*To do*: Copy out the records in full, word for word, without pictures.

*Data excerpts*:
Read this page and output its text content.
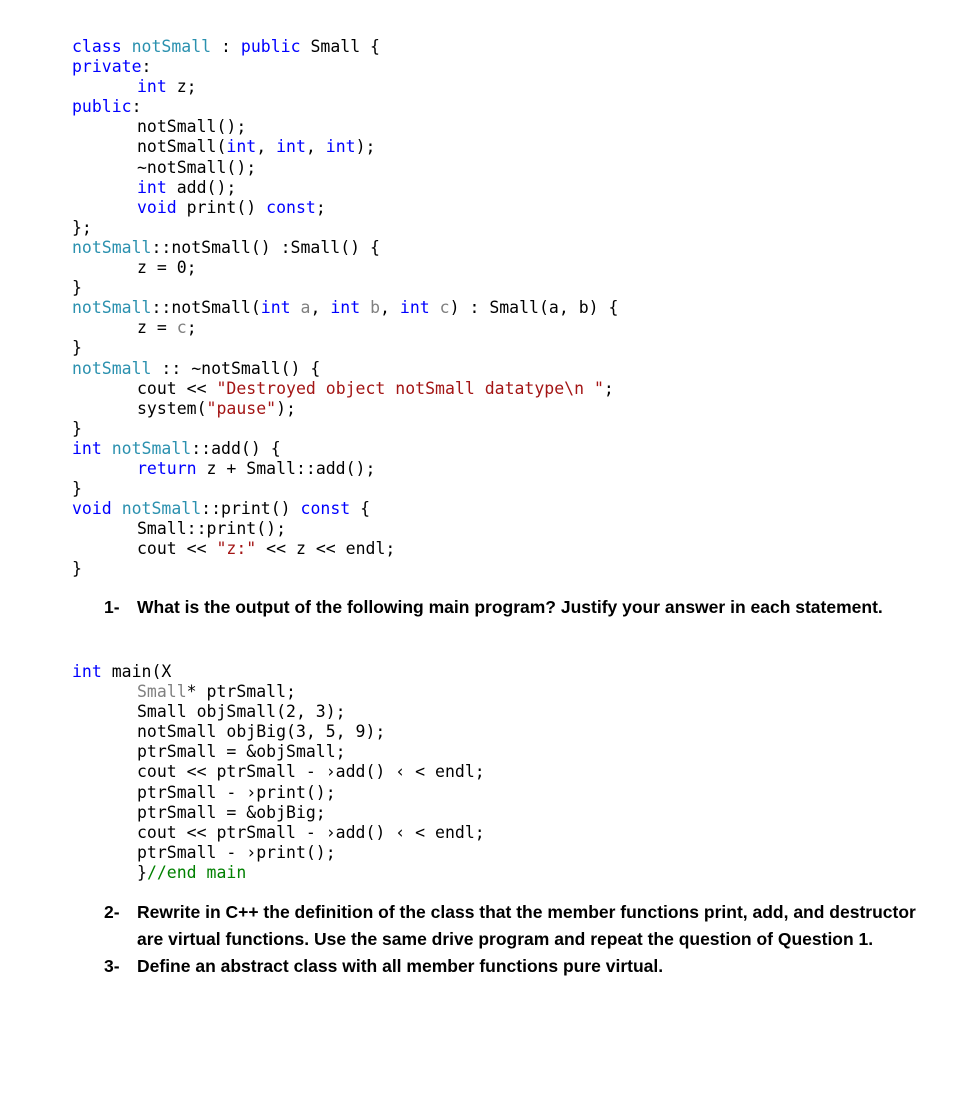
class notSmall : public Small {
private:
int z;
public:
notSmall();
notSmall(int, int, int);
~notSmall();
int add();
void print() const;
};
notSmall::notSmall() :Small() {
z = 0;
}
notSmall::notSmall(int a, int b, int c) : Small(a, b) {
z = c;
}
notSmall :: ~notSmall() {
cout << "Destroyed object notSmall datatype\n ";
system("pause");
}
int notSmall::add() {
return z + Small::add();
}
void notSmall::print() const {
Small::print();
cout << "z:" << z << endl;
}
1- What is the output of the following main program? Justify your answer in each statement.
int main(X
Small* ptrSmall;
Small objSmall(2, 3);
notSmall objBig(3, 5, 9);
ptrSmall = &objSmall;
cout << ptrSmall - ›add() ‹ < endl;
ptrSmall - ›print();
ptrSmall = &objBig;
cout << ptrSmall - ›add() ‹ < endl;
ptrSmall - ›print();
}//end main
2- Rewrite in C++ the definition of the class that the member functions print, add, and destructor are virtual functions. Use the same drive program and repeat the question of Question 1.
3- Define an abstract class with all member functions pure virtual.
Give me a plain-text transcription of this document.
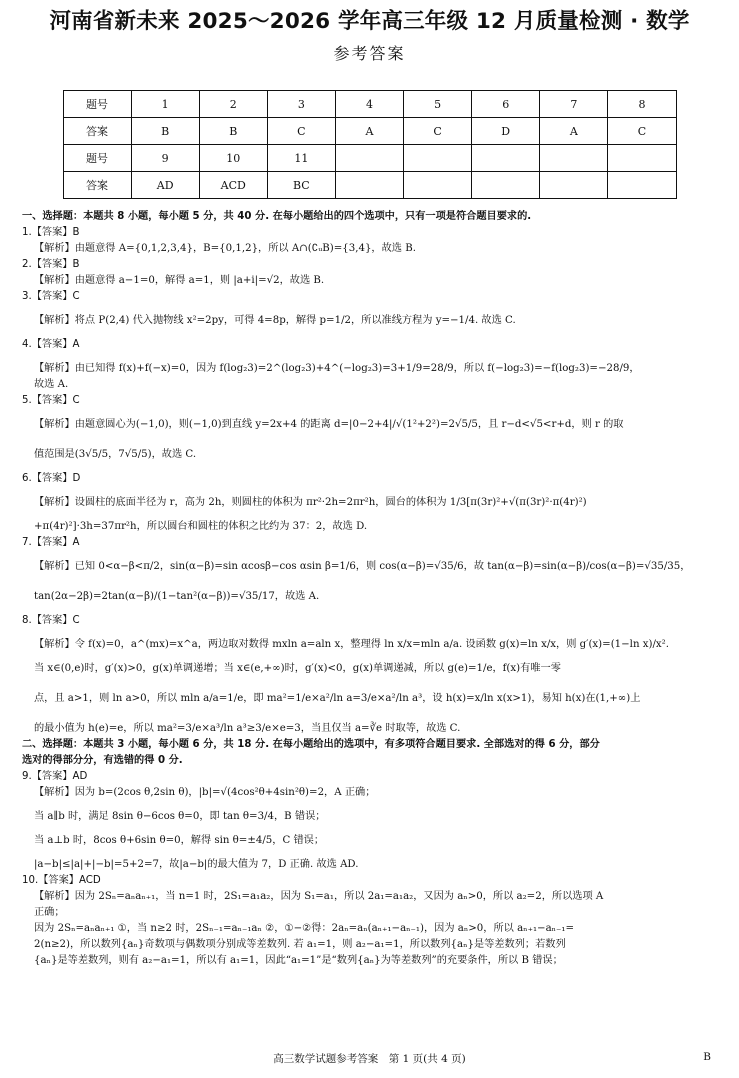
河南省新未来 2025～2026 学年高三年级 12 月质量检测 · 数学
参考答案
题号	1	2	3	4	5	6	7	8
答案	B	B	C	A	C	D	A	C
题号	9	10	11					
答案	AD	ACD	BC					

一、选择题：本题共 8 小题，每小题 5 分，共 40 分. 在每小题给出的四个选项中，只有一项是符合题目要求的.

1.【答案】B

【解析】由题意得 A={0,1,2,3,4}，B={0,1,2}，所以 A∩(∁ᵤB)={3,4}，故选 B.

2.【答案】B

【解析】由题意得 a−1=0，解得 a=1，则 |a+i|=√2，故选 B.

3.【答案】C

【解析】将点 P(2,4) 代入抛物线 x²=2py，可得 4=8p，解得 p=1/2，所以准线方程为 y=−1/4. 故选 C.

4.【答案】A

【解析】由已知得 f(x)+f(−x)=0，因为 f(log₂3)=2^(log₂3)+4^(−log₂3)=3+1/9=28/9，所以 f(−log₂3)=−f(log₂3)=−28/9，

故选 A.

5.【答案】C

【解析】由题意圆心为(−1,0)，则(−1,0)到直线 y=2x+4 的距离 d=|0−2+4|/√(1²+2²)=2√5/5，且 r−d<√5<r+d，则 r 的取

值范围是(3√5/5，7√5/5)，故选 C.

6.【答案】D

【解析】设圆柱的底面半径为 r，高为 2h，则圆柱的体积为 πr²·2h=2πr²h，圆台的体积为 1/3[π(3r)²+√(π(3r)²·π(4r)²)

+π(4r)²]·3h=37πr²h，所以圆台和圆柱的体积之比约为 37：2，故选 D.

7.【答案】A

【解析】已知 0<α−β<π/2，sin(α−β)=sin αcosβ−cos αsin β=1/6，则 cos(α−β)=√35/6，故 tan(α−β)=sin(α−β)/cos(α−β)=√35/35，

tan(2α−2β)=2tan(α−β)/(1−tan²(α−β))=√35/17，故选 A.

8.【答案】C

【解析】令 f(x)=0，a^(mx)=x^a，两边取对数得 mxln a=aln x，整理得 ln x/x=mln a/a. 设函数 g(x)=ln x/x，则 g′(x)=(1−ln x)/x².

当 x∈(0,e)时，g′(x)>0，g(x)单调递增；当 x∈(e,+∞)时，g′(x)<0，g(x)单调递减，所以 g(e)=1/e，f(x)有唯一零

点，且 a>1，则 ln a>0，所以 mln a/a=1/e，即 ma²=1/e×a²/ln a=3/e×a²/ln a³，设 h(x)=x/ln x(x>1)，易知 h(x)在(1,+∞)上

的最小值为 h(e)=e，所以 ma²=3/e×a³/ln a³≥3/e×e=3，当且仅当 a=∛e 时取等，故选 C.

二、选择题：本题共 3 小题，每小题 6 分，共 18 分. 在每小题给出的选项中，有多项符合题目要求. 全部选对的得 6 分，部分

选对的得部分分，有选错的得 0 分.

9.【答案】AD

【解析】因为 b=(2cos θ,2sin θ)，|b|=√(4cos²θ+4sin²θ)=2，A 正确；

当 a∥b 时，满足 8sin θ−6cos θ=0，即 tan θ=3/4，B 错误；

当 a⊥b 时，8cos θ+6sin θ=0，解得 sin θ=±4/5，C 错误；

|a−b|≤|a|+|−b|=5+2=7，故|a−b|的最大值为 7，D 正确. 故选 AD.

10.【答案】ACD

【解析】因为 2Sₙ=aₙaₙ₊₁，当 n=1 时，2S₁=a₁a₂，因为 S₁=a₁，所以 2a₁=a₁a₂，又因为 aₙ>0，所以 a₂=2，所以选项 A

正确；

因为 2Sₙ=aₙaₙ₊₁ ①，当 n≥2 时，2Sₙ₋₁=aₙ₋₁aₙ ②，①−②得：2aₙ=aₙ(aₙ₊₁−aₙ₋₁)，因为 aₙ>0，所以 aₙ₊₁−aₙ₋₁=

2(n≥2)，所以数列{aₙ}奇数项与偶数项分别成等差数列. 若 a₁=1，则 a₂−a₁=1，所以数列{aₙ}是等差数列；若数列

{aₙ}是等差数列，则有 a₂−a₁=1，所以有 a₁=1，因此“a₁=1”是“数列{aₙ}为等差数列”的充要条件，所以 B 错误；

高三数学试题参考答案　第 1 页(共 4 页)	B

*Complete answer*:
Read this page and output its text content.
class notSmall : public Small {
private:
int z;
public:
notSmall();
notSmall(int, int, int);
~notSmall();
int add();
void print() const;
};
notSmall::notSmall() :Small() {
z = 0;
}
notSmall::notSmall(int a, int b, int c) : Small(a, b) {
z = c;
}
notSmall :: ~notSmall() {
cout << "Destroyed object notSmall datatype\n ";
system("pause");
}
int notSmall::add() {
return z + Small::add();
}
void notSmall::print() const {
Small::print();
cout << "z:" << z << endl;
}
1- What is the output of the following main program? Justify your answer in each statement.
int main(X
Small* ptrSmall;
Small objSmall(2, 3);
notSmall objBig(3, 5, 9);
ptrSmall = &objSmall;
cout << ptrSmall - ›add() ‹ < endl;
ptrSmall - ›print();
ptrSmall = &objBig;
cout << ptrSmall - ›add() ‹ < endl;
ptrSmall - ›print();
}//end main
2- Rewrite in C++ the definition of the class that the member functions print, add, and destructor are virtual functions. Use the same drive program and repeat the question of Question 1.
3- Define an abstract class with all member functions pure virtual.
Give me a plain-text transcription of this document.
河南省新未来 2025～2026 学年高三年级 12 月质量检测 · 数学
参考答案
题号	1	2	3	4	5	6	7	8
答案	B	B	C	A	C	D	A	C
题号	9	10	11					
答案	AD	ACD	BC					

一、选择题：本题共 8 小题，每小题 5 分，共 40 分. 在每小题给出的四个选项中，只有一项是符合题目要求的.

1.【答案】B

【解析】由题意得 A={0,1,2,3,4}，B={0,1,2}，所以 A∩(∁ᵤB)={3,4}，故选 B.

2.【答案】B

【解析】由题意得 a−1=0，解得 a=1，则 |a+i|=√2，故选 B.

3.【答案】C

【解析】将点 P(2,4) 代入抛物线 x²=2py，可得 4=8p，解得 p=1/2，所以准线方程为 y=−1/4. 故选 C.

4.【答案】A

【解析】由已知得 f(x)+f(−x)=0，因为 f(log₂3)=2^(log₂3)+4^(−log₂3)=3+1/9=28/9，所以 f(−log₂3)=−f(log₂3)=−28/9，

故选 A.

5.【答案】C

【解析】由题意圆心为(−1,0)，则(−1,0)到直线 y=2x+4 的距离 d=|0−2+4|/√(1²+2²)=2√5/5，且 r−d<√5<r+d，则 r 的取

值范围是(3√5/5，7√5/5)，故选 C.

6.【答案】D

【解析】设圆柱的底面半径为 r，高为 2h，则圆柱的体积为 πr²·2h=2πr²h，圆台的体积为 1/3[π(3r)²+√(π(3r)²·π(4r)²)

+π(4r)²]·3h=37πr²h，所以圆台和圆柱的体积之比约为 37：2，故选 D.

7.【答案】A

【解析】已知 0<α−β<π/2，sin(α−β)=sin αcosβ−cos αsin β=1/6，则 cos(α−β)=√35/6，故 tan(α−β)=sin(α−β)/cos(α−β)=√35/35，

tan(2α−2β)=2tan(α−β)/(1−tan²(α−β))=√35/17，故选 A.

8.【答案】C

【解析】令 f(x)=0，a^(mx)=x^a，两边取对数得 mxln a=aln x，整理得 ln x/x=mln a/a. 设函数 g(x)=ln x/x，则 g′(x)=(1−ln x)/x².

当 x∈(0,e)时，g′(x)>0，g(x)单调递增；当 x∈(e,+∞)时，g′(x)<0，g(x)单调递减，所以 g(e)=1/e，f(x)有唯一零

点，且 a>1，则 ln a>0，所以 mln a/a=1/e，即 ma²=1/e×a²/ln a=3/e×a²/ln a³，设 h(x)=x/ln x(x>1)，易知 h(x)在(1,+∞)上

的最小值为 h(e)=e，所以 ma²=3/e×a³/ln a³≥3/e×e=3，当且仅当 a=∛e 时取等，故选 C.

二、选择题：本题共 3 小题，每小题 6 分，共 18 分. 在每小题给出的选项中，有多项符合题目要求. 全部选对的得 6 分，部分

选对的得部分分，有选错的得 0 分.

9.【答案】AD

【解析】因为 b=(2cos θ,2sin θ)，|b|=√(4cos²θ+4sin²θ)=2，A 正确；

当 a∥b 时，满足 8sin θ−6cos θ=0，即 tan θ=3/4，B 错误；

当 a⊥b 时，8cos θ+6sin θ=0，解得 sin θ=±4/5，C 错误；

|a−b|≤|a|+|−b|=5+2=7，故|a−b|的最大值为 7，D 正确. 故选 AD.

10.【答案】ACD

【解析】因为 2Sₙ=aₙaₙ₊₁，当 n=1 时，2S₁=a₁a₂，因为 S₁=a₁，所以 2a₁=a₁a₂，又因为 aₙ>0，所以 a₂=2，所以选项 A

正确；

因为 2Sₙ=aₙaₙ₊₁ ①，当 n≥2 时，2Sₙ₋₁=aₙ₋₁aₙ ②，①−②得：2aₙ=aₙ(aₙ₊₁−aₙ₋₁)，因为 aₙ>0，所以 aₙ₊₁−aₙ₋₁=

2(n≥2)，所以数列{aₙ}奇数项与偶数项分别成等差数列. 若 a₁=1，则 a₂−a₁=1，所以数列{aₙ}是等差数列；若数列

{aₙ}是等差数列，则有 a₂−a₁=1，所以有 a₁=1，因此“a₁=1”是“数列{aₙ}为等差数列”的充要条件，所以 B 错误；

高三数学试题参考答案　第 1 页(共 4 页)	B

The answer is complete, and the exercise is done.